═════ TEXTE CITÉ

Si l’heure est à la détente l’été, se présenter en maillot de bain au restaurant n’est jamais vraiment une bonne idée, même si la plage n’est pas bien loin. De nombreux restaurateurs refusent d’ailleurs les clients qui n’ont pas « une tenue correcte ». Dans l’établissement de Romain Cataldo à Cassis par exemple, les maillots de bain sont strictement interdits, et même « les claquettes, débardeurs » sont considérés comme limites.
« Pour moi c’est du bon sens », explique le restaurateur. « Votre voisin de table est peut-être en train de déguster un homard, il n’a pas forcément envie d’avoir une vue sur le torse nu de votre mari alors qu’il est en train de manger. »
4. Claquer des doigts ou siffler pour interpeller les serveurs
Les restaurateurs regrettent aussi le manque de tact et de savoir-vivre de certains clients à la moindre frustration. « C’est sûr que certains ne sont pas très regardants sur la politesse », note Aymen Ayachi, directeur du restaurant La Petite Plage à Biarritz. « À partir du moment où ils paient, ils estiment que c’est tout ce qui nous intéresse. »

══════════
═════ MATÉRIEL FOURNI

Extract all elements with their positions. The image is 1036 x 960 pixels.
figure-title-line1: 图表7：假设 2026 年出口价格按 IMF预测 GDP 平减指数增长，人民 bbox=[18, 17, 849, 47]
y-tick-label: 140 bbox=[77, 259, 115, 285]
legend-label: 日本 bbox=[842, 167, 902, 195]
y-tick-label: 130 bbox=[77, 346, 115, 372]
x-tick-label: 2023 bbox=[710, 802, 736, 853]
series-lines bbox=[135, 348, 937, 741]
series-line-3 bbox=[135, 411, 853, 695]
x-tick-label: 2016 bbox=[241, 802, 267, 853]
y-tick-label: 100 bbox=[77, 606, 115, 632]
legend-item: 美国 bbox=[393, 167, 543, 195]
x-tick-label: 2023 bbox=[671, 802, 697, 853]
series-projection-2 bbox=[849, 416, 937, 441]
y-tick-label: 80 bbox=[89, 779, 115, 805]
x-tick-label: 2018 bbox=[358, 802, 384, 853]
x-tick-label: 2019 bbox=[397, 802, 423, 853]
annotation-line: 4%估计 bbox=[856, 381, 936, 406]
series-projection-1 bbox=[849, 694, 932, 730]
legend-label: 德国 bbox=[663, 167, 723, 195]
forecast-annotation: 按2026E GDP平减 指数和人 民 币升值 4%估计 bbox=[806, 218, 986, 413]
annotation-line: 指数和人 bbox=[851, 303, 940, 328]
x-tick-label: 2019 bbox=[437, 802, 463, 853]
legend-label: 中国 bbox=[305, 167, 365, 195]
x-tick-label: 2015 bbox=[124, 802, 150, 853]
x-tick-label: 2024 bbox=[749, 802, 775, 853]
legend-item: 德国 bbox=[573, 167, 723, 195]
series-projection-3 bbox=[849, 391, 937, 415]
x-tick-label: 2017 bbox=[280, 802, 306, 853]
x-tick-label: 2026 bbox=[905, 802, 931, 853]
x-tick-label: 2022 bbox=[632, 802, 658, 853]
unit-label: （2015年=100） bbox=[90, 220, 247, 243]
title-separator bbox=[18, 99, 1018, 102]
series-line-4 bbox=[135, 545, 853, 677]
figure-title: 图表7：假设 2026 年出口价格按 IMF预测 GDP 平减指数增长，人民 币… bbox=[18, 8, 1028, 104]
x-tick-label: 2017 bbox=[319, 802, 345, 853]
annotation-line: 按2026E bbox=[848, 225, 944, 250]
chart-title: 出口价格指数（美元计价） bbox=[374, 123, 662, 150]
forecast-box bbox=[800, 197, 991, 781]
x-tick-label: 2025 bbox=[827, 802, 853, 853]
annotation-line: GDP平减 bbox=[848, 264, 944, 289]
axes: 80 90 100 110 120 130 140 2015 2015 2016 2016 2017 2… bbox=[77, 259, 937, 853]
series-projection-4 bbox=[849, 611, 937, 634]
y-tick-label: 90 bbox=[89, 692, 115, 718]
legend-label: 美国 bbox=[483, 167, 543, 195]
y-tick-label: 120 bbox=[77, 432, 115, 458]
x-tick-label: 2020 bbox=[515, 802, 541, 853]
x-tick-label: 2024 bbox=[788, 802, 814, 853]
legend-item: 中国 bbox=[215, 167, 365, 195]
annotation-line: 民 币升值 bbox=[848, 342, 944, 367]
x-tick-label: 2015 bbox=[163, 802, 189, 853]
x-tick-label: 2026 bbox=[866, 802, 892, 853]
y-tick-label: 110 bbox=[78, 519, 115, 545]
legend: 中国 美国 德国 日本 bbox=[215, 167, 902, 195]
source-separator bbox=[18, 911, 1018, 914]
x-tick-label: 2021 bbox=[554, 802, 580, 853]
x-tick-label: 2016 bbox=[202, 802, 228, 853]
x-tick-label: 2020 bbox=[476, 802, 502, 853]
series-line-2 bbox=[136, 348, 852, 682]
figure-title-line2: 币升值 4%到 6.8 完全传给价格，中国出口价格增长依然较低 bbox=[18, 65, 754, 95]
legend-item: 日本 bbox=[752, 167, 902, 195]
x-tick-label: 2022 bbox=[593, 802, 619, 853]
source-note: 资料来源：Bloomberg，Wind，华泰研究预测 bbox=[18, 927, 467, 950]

══════════

| EXERCICE PROPOSÉ A |
D'après l'extrait sur les restaurateurs, quel restaurant Aymen Ayachi dirige-t-il ?
| EXERCICE PROPOSÉ B |
Rédigez la suite de l'extrait sur les restaurateurs, à partir de sa dernière phrase.
Les lignes ne servent à rien pour ce travail.

| RÉSULTAT ATTENDU A |
Il dirige le restaurant La Petite Plage, à Biarritz.

| RÉSULTAT ATTENDU B |
Claquements de doigts, sifflements, doigt en l’air… Loïc Gloire s’agace de toutes « les impolitesses visuelles » auxquelles il s’est « malheureusement habitué ». « Sans parler de ceux qui ne disent pas bonjour ou au revoir, ou encore les réflexions désobligeantes si on oublie un couvert ou la carafe », souligne le serveur, résigné.
Aux heures d’affluence, Aymen Ayachi aimerait que les clients fassent preuve d’un peu plus de bienveillance et de compréhension à l’égard du personnel et de la rapidité du service.
« Je pense que des personnes manquent un peu d’empathie ou oublient qu’on est humains », déplore le professionnel. « Parfois ils voient que nous sommes pleins à craquer et que c’est la course, mais ils font comme s’ils ne le voyaient pas et insistent ou râlent parce qu’on ne leur apporte pas immédiatement ce qu’ils veulent. »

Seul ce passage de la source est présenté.